■ **Description of the task**:
Restate the material word for word and leave out anything that is a picture.
### Records supplied
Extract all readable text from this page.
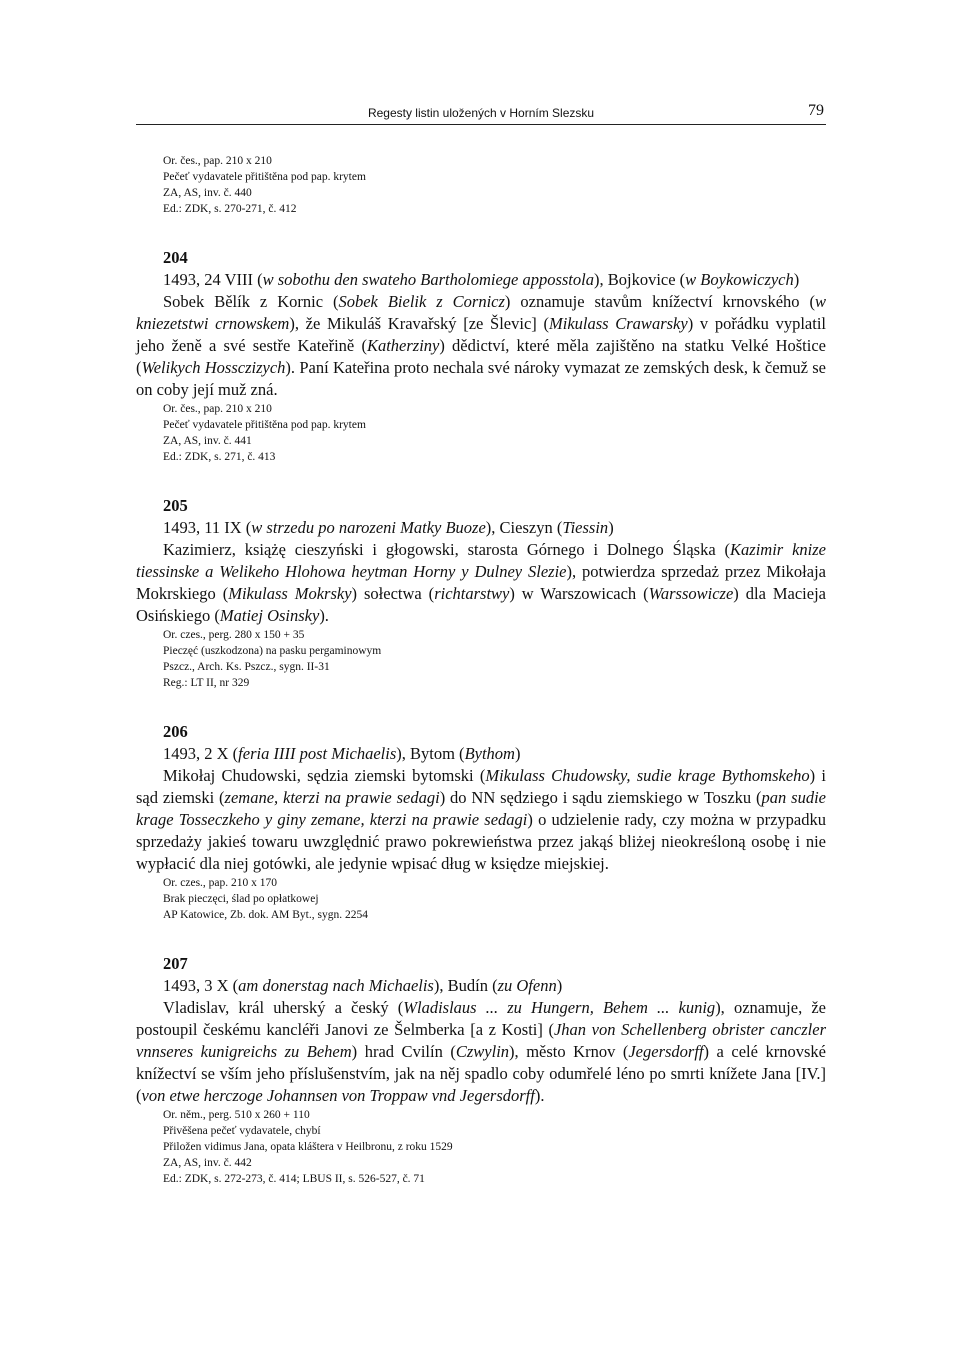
Regesty listin uložených v Horním Slezsku	79
Or. čes., pap. 210 x 210
Pečeť vydavatele přitištěna pod pap. krytem
ZA, AS, inv. č. 440
Ed.: ZDK, s. 270-271, č. 412
204
1493, 24 VIII (w sobothu den swateho Bartholomiege apposstola), Bojkovice (w Boykowiczych)
Sobek Bělík z Kornic (Sobek Bielik z Cornicz) oznamuje stavům knížectví krnovského (w kniezetstwi crnowskem), že Mikuláš Kravařský [ze Šlevic] (Mikulass Crawarsky) v pořádku vyplatil jeho ženě a své sestře Kateřině (Katherziny) dědictví, které měla zajištěno na statku Velké Hoštice (Welikych Hossczizych). Paní Kateřina proto nechala své nároky vymazat ze zemských desk, k čemuž se on coby její muž zná.
Or. čes., pap. 210 x 210
Pečeť vydavatele přitištěna pod pap. krytem
ZA, AS, inv. č. 441
Ed.: ZDK, s. 271, č. 413
205
1493, 11 IX (w strzedu po narozeni Matky Buoze), Cieszyn (Tiessin)
Kazimierz, książę cieszyński i głogowski, starosta Górnego i Dolnego Śląska (Kazimir knize tiessinske a Welikeho Hlohowa heytman Horny y Dulney Slezie), potwierdza sprzedaż przez Mikołaja Mokrskiego (Mikulass Mokrsky) sołectwa (richtarstwy) w Warszowicach (Warssowicze) dla Macieja Osińskiego (Matiej Osinsky).
Or. czes., perg. 280 x 150 + 35
Pieczęć (uszkodzona) na pasku pergaminowym
Pszcz., Arch. Ks. Pszcz., sygn. II-31
Reg.: LT II, nr 329
206
1493, 2 X (feria IIII post Michaelis), Bytom (Bythom)
Mikołaj Chudowski, sędzia ziemski bytomski (Mikulass Chudowsky, sudie krage Bythomskeho) i sąd ziemski (zemane, kterzi na prawie sedagi) do NN sędziego i sądu ziemskiego w Toszku (pan sudie krage Tosseczkeho y giny zemane, kterzi na prawie sedagi) o udzielenie rady, czy można w przypadku sprzedaży jakieś towaru uwzględnić prawo pokrewieństwa przez jakąś bliżej nieokreśloną osobę i nie wypłacić dla niej gotówki, ale jedynie wpisać dług w księdze miejskiej.
Or. czes., pap. 210 x 170
Brak pieczęci, ślad po opłatkowej
AP Katowice, Zb. dok. AM Byt., sygn. 2254
207
1493, 3 X (am donerstag nach Michaelis), Budín (zu Ofenn)
Vladislav, král uherský a český (Wladislaus ... zu Hungern, Behem ... kunig), oznamuje, že postoupil českému kancléři Janovi ze Šelmberka [a z Kosti] (Jhan von Schellenberg obrister canczler vnnseres kunigreichs zu Behem) hrad Cvilín (Czwylin), město Krnov (Jegersdorff) a celé krnovské knížectví se vším jeho příslušenstvím, jak na něj spadlo coby odumřelé léno po smrti knížete Jana [IV.] (von etwe herczoge Johannsen von Troppaw vnd Jegersdorff).
Or. něm., perg. 510 x 260 + 110
Přivěšena pečeť vydavatele, chybí
Přiložen vidimus Jana, opata kláštera v Heilbronu, z roku 1529
ZA, AS, inv. č. 442
Ed.: ZDK, s. 272-273, č. 414; LBUS II, s. 526-527, č. 71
######
■ **Response below**:
Extract all readable text from this page.
Regesty listin uložených v Horním Slezsku	79
Or. čes., pap. 210 x 210
Pečeť vydavatele přitištěna pod pap. krytem
ZA, AS, inv. č. 440
Ed.: ZDK, s. 270-271, č. 412
204
1493, 24 VIII (w sobothu den swateho Bartholomiege apposstola), Bojkovice (w Boykowiczych)
Sobek Bělík z Kornic (Sobek Bielik z Cornicz) oznamuje stavům knížectví krnovského (w kniezetstwi crnowskem), že Mikuláš Kravařský [ze Šlevic] (Mikulass Crawarsky) v pořádku vyplatil jeho ženě a své sestře Kateřině (Katherziny) dědictví, které měla zajištěno na statku Velké Hoštice (Welikych Hossczizych). Paní Kateřina proto nechala své nároky vymazat ze zemských desk, k čemuž se on coby její muž zná.
Or. čes., pap. 210 x 210
Pečeť vydavatele přitištěna pod pap. krytem
ZA, AS, inv. č. 441
Ed.: ZDK, s. 271, č. 413
205
1493, 11 IX (w strzedu po narozeni Matky Buoze), Cieszyn (Tiessin)
Kazimierz, książę cieszyński i głogowski, starosta Górnego i Dolnego Śląska (Kazimir knize tiessinske a Welikeho Hlohowa heytman Horny y Dulney Slezie), potwierdza sprzedaż przez Mikołaja Mokrskiego (Mikulass Mokrsky) sołectwa (richtarstwy) w Warszowicach (Warssowicze) dla Macieja Osińskiego (Matiej Osinsky).
Or. czes., perg. 280 x 150 + 35
Pieczęć (uszkodzona) na pasku pergaminowym
Pszcz., Arch. Ks. Pszcz., sygn. II-31
Reg.: LT II, nr 329
206
1493, 2 X (feria IIII post Michaelis), Bytom (Bythom)
Mikołaj Chudowski, sędzia ziemski bytomski (Mikulass Chudowsky, sudie krage Bythomskeho) i sąd ziemski (zemane, kterzi na prawie sedagi) do NN sędziego i sądu ziemskiego w Toszku (pan sudie krage Tosseczkeho y giny zemane, kterzi na prawie sedagi) o udzielenie rady, czy można w przypadku sprzedaży jakieś towaru uwzględnić prawo pokrewieństwa przez jakąś bliżej nieokreśloną osobę i nie wypłacić dla niej gotówki, ale jedynie wpisać dług w księdze miejskiej.
Or. czes., pap. 210 x 170
Brak pieczęci, ślad po opłatkowej
AP Katowice, Zb. dok. AM Byt., sygn. 2254
207
1493, 3 X (am donerstag nach Michaelis), Budín (zu Ofenn)
Vladislav, král uherský a český (Wladislaus ... zu Hungern, Behem ... kunig), oznamuje, že postoupil českému kancléři Janovi ze Šelmberka [a z Kosti] (Jhan von Schellenberg obrister canczler vnnseres kunigreichs zu Behem) hrad Cvilín (Czwylin), město Krnov (Jegersdorff) a celé krnovské knížectví se vším jeho příslušenstvím, jak na něj spadlo coby odumřelé léno po smrti knížete Jana [IV.] (von etwe herczoge Johannsen von Troppaw vnd Jegersdorff).
Or. něm., perg. 510 x 260 + 110
Přivěšena pečeť vydavatele, chybí
Přiložen vidimus Jana, opata kláštera v Heilbronu, z roku 1529
ZA, AS, inv. č. 442
Ed.: ZDK, s. 272-273, č. 414; LBUS II, s. 526-527, č. 71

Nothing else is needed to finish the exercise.